--- Extracted material ---

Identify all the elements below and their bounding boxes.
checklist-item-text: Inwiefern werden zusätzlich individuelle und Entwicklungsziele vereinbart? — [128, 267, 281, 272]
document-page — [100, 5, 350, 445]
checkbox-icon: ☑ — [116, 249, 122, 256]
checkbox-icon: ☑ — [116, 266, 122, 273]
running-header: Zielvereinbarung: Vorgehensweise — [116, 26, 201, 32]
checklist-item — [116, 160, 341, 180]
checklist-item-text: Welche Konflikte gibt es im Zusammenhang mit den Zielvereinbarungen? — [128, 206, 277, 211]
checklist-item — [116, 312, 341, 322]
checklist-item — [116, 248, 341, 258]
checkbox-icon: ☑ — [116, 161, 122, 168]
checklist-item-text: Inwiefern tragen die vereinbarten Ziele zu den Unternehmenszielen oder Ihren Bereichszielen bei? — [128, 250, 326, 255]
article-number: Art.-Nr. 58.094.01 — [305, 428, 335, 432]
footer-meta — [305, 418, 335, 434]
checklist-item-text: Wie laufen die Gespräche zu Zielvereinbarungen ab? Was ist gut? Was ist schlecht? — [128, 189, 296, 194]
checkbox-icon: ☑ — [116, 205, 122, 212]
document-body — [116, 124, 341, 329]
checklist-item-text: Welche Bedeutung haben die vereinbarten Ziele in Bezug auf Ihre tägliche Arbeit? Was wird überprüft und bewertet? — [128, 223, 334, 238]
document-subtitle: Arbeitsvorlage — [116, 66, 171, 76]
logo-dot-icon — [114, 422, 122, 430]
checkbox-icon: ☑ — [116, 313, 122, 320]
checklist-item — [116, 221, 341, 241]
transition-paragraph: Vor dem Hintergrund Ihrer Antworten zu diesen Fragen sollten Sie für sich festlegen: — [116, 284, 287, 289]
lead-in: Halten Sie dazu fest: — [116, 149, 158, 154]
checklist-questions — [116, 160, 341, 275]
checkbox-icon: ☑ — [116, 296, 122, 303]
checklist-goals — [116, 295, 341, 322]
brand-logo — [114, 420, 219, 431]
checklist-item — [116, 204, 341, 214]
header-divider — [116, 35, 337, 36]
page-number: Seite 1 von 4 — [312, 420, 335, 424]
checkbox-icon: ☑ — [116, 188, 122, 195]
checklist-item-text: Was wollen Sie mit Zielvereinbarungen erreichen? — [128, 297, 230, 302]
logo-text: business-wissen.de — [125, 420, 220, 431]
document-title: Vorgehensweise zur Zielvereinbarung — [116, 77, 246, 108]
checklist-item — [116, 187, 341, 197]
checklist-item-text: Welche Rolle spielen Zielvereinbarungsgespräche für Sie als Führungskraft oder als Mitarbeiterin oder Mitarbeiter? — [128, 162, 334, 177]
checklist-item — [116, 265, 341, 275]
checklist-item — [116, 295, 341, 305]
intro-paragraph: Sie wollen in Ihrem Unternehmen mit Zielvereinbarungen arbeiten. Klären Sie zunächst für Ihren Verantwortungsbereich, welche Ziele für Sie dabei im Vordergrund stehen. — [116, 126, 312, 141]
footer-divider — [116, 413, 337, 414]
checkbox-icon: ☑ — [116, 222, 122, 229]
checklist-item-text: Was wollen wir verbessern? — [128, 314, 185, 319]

--- What you should do ---
Reproduce every line of the material above without any alterations.

--- Answer to the problem ---
Identify all the elements below and their bounding boxes.
checklist-item-text: Inwiefern werden zusätzlich individuelle und Entwicklungsziele vereinbart? — [128, 267, 281, 272]
document-page — [100, 5, 350, 445]
checkbox-icon: ☑ — [116, 249, 122, 256]
checkbox-icon: ☑ — [116, 266, 122, 273]
running-header: Zielvereinbarung: Vorgehensweise — [116, 26, 201, 32]
checklist-item — [116, 160, 341, 180]
checklist-item-text: Welche Konflikte gibt es im Zusammenhang mit den Zielvereinbarungen? — [128, 206, 277, 211]
checklist-item — [116, 312, 341, 322]
checklist-item — [116, 248, 341, 258]
checkbox-icon: ☑ — [116, 161, 122, 168]
checklist-item-text: Inwiefern tragen die vereinbarten Ziele zu den Unternehmenszielen oder Ihren Bereichszielen bei? — [128, 250, 326, 255]
article-number: Art.-Nr. 58.094.01 — [305, 428, 335, 432]
footer-meta — [305, 418, 335, 434]
checklist-item-text: Wie laufen die Gespräche zu Zielvereinbarungen ab? Was ist gut? Was ist schlecht? — [128, 189, 296, 194]
checkbox-icon: ☑ — [116, 205, 122, 212]
document-body — [116, 124, 341, 329]
checklist-item-text: Welche Bedeutung haben die vereinbarten Ziele in Bezug auf Ihre tägliche Arbeit? Was wird überprüft und bewertet? — [128, 223, 334, 238]
document-subtitle: Arbeitsvorlage — [116, 66, 171, 76]
logo-dot-icon — [114, 422, 122, 430]
checkbox-icon: ☑ — [116, 313, 122, 320]
checklist-item — [116, 221, 341, 241]
transition-paragraph: Vor dem Hintergrund Ihrer Antworten zu diesen Fragen sollten Sie für sich festlegen: — [116, 284, 287, 289]
lead-in: Halten Sie dazu fest: — [116, 149, 158, 154]
checklist-questions — [116, 160, 341, 275]
checkbox-icon: ☑ — [116, 296, 122, 303]
checklist-goals — [116, 295, 341, 322]
brand-logo — [114, 420, 219, 431]
checklist-item — [116, 204, 341, 214]
header-divider — [116, 35, 337, 36]
page-number: Seite 1 von 4 — [312, 420, 335, 424]
checkbox-icon: ☑ — [116, 188, 122, 195]
checklist-item-text: Was wollen Sie mit Zielvereinbarungen erreichen? — [128, 297, 230, 302]
logo-text: business-wissen.de — [125, 420, 220, 431]
document-title: Vorgehensweise zur Zielvereinbarung — [116, 77, 246, 108]
checklist-item — [116, 187, 341, 197]
checklist-item-text: Welche Rolle spielen Zielvereinbarungsgespräche für Sie als Führungskraft oder als Mitarbeiterin oder Mitarbeiter? — [128, 162, 334, 177]
checklist-item — [116, 265, 341, 275]
checklist-item — [116, 295, 341, 305]
intro-paragraph: Sie wollen in Ihrem Unternehmen mit Zielvereinbarungen arbeiten. Klären Sie zunächst für Ihren Verantwortungsbereich, welche Ziele für Sie dabei im Vordergrund stehen. — [116, 126, 312, 141]
footer-divider — [116, 413, 337, 414]
checkbox-icon: ☑ — [116, 222, 122, 229]
checklist-item-text: Was wollen wir verbessern? — [128, 314, 185, 319]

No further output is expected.